● Data supplied:
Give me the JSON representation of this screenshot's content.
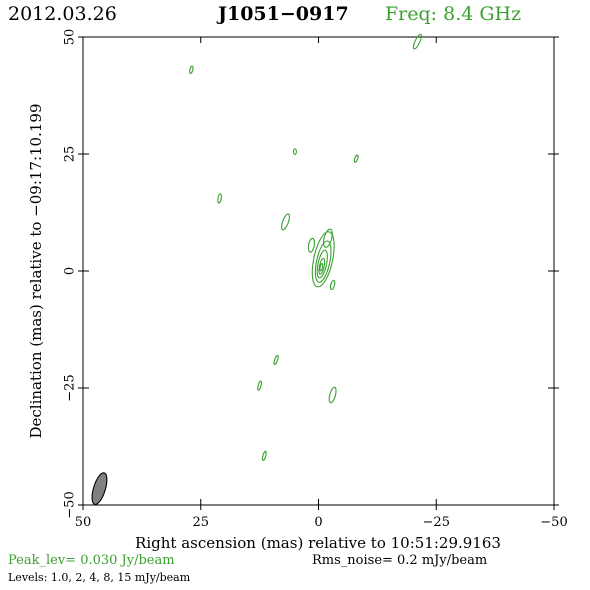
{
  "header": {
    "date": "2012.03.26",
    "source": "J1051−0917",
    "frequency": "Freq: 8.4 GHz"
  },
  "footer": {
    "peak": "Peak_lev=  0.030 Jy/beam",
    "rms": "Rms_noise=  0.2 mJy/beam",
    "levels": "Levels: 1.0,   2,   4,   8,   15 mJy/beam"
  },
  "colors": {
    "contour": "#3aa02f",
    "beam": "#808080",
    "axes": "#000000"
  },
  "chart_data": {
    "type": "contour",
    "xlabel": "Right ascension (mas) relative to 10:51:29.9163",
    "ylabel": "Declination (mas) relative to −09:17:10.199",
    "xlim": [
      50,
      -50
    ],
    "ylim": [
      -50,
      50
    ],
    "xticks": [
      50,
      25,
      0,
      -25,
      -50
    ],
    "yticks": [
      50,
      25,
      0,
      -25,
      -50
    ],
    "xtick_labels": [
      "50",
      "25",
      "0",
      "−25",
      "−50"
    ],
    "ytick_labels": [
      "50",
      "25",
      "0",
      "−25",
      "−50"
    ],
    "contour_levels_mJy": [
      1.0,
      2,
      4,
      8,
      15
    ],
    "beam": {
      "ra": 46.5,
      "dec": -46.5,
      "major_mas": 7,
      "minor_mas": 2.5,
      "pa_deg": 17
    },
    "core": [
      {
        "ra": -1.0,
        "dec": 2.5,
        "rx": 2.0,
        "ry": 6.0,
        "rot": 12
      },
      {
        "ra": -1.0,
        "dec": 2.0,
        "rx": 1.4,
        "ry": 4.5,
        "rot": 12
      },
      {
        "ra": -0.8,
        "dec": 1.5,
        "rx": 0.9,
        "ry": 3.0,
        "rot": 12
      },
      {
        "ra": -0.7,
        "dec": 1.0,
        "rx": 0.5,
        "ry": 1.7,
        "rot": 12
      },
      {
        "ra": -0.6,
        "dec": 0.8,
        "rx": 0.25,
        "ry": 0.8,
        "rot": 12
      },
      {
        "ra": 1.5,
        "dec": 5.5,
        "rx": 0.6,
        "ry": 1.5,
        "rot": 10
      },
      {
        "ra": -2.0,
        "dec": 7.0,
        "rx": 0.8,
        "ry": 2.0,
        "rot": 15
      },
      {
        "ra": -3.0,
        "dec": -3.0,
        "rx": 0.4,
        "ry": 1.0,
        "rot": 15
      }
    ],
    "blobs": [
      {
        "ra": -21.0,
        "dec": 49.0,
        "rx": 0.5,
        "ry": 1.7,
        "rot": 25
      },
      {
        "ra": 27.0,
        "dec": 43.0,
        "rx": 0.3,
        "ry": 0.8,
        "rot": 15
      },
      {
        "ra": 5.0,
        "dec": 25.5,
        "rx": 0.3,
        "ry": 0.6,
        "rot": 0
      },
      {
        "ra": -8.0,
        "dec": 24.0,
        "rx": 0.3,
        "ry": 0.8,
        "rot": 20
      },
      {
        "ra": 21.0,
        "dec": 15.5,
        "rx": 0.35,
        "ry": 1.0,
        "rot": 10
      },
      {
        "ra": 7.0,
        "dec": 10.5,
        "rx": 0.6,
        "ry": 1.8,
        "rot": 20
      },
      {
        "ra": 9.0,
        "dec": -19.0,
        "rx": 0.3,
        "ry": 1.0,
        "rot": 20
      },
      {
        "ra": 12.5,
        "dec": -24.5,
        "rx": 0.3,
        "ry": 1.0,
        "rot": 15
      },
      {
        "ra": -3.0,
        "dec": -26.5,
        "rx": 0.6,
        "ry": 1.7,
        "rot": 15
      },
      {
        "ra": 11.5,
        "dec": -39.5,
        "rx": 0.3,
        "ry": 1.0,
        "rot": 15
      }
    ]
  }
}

* * *

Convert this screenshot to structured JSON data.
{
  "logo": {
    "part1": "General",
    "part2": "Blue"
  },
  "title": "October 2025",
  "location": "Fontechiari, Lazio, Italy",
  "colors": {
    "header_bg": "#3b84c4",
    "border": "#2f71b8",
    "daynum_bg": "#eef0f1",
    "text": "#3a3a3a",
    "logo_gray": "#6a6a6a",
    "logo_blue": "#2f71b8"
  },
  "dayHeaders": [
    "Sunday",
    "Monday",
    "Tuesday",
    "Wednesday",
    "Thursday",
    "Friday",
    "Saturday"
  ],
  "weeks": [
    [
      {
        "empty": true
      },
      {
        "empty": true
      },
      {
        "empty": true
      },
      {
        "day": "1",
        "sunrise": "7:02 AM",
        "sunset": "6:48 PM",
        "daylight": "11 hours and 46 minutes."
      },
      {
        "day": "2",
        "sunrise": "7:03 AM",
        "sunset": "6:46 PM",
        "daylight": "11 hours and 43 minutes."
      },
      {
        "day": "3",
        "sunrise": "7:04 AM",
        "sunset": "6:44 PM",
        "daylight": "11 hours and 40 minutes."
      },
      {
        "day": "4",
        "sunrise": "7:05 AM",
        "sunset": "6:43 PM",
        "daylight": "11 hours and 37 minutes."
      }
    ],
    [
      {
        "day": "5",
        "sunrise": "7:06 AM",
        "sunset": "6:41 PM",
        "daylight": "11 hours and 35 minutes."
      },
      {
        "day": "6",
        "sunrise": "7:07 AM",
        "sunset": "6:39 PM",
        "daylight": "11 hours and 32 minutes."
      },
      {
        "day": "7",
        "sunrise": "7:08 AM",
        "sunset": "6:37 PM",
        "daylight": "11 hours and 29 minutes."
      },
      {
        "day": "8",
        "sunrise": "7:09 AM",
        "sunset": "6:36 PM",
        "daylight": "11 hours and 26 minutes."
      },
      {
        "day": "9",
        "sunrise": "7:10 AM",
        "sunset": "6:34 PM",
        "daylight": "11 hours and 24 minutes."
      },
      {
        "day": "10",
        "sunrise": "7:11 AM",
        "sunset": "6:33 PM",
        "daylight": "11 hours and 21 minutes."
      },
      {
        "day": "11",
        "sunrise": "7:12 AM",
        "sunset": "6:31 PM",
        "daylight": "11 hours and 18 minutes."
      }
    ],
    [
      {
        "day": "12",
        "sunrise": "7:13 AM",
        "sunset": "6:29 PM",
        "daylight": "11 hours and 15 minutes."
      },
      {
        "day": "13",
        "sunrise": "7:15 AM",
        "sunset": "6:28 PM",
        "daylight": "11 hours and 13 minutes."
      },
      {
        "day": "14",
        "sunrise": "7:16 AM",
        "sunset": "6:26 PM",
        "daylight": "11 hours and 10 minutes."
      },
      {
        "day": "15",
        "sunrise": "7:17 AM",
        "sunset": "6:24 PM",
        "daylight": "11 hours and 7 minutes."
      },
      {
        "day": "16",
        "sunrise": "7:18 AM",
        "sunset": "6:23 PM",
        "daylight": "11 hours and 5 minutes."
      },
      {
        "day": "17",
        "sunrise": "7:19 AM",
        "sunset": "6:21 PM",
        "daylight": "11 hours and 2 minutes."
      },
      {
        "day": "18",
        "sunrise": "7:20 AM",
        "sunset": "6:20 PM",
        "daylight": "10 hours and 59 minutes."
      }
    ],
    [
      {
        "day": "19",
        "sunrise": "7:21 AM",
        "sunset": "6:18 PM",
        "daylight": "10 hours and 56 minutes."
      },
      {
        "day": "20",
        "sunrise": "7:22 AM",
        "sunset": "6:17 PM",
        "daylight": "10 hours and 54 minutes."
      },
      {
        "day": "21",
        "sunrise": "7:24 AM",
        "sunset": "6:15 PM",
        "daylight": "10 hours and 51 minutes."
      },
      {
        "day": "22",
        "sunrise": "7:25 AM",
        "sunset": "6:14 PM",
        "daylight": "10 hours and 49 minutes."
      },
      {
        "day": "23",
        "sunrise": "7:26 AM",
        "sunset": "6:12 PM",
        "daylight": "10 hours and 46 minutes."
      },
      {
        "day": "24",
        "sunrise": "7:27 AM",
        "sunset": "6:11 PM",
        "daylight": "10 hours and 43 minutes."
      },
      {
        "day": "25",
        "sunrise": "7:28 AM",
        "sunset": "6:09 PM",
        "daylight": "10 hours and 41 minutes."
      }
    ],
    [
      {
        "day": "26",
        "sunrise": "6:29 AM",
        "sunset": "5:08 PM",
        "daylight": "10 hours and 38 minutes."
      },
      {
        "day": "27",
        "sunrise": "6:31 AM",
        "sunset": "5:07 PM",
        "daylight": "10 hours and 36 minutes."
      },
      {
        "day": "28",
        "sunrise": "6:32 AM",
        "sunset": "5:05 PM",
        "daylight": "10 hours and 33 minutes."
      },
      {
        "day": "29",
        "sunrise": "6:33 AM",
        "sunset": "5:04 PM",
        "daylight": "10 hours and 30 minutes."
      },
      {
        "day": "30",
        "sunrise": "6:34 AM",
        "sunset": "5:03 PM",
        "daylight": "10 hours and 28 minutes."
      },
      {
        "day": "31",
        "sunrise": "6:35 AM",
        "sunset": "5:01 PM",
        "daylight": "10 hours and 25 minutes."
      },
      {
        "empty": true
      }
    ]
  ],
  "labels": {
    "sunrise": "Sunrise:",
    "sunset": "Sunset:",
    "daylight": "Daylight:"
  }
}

...

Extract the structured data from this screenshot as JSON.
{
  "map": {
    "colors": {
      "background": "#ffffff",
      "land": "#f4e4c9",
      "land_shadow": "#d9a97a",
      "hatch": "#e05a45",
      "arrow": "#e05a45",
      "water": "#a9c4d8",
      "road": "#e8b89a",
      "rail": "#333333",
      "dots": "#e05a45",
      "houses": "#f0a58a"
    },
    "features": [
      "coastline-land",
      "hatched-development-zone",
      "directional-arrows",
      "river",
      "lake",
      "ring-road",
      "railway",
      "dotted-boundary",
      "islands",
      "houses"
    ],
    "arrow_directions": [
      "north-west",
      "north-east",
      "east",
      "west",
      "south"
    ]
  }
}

● Directions for this task:
Look over the listing above. Pick out and copy every line that includes "JSON".

● Full output:
Give me the JSON representation of this screenshot's content.
Convert this screenshot to structured JSON data.
Extract the structured data from this screenshot as JSON.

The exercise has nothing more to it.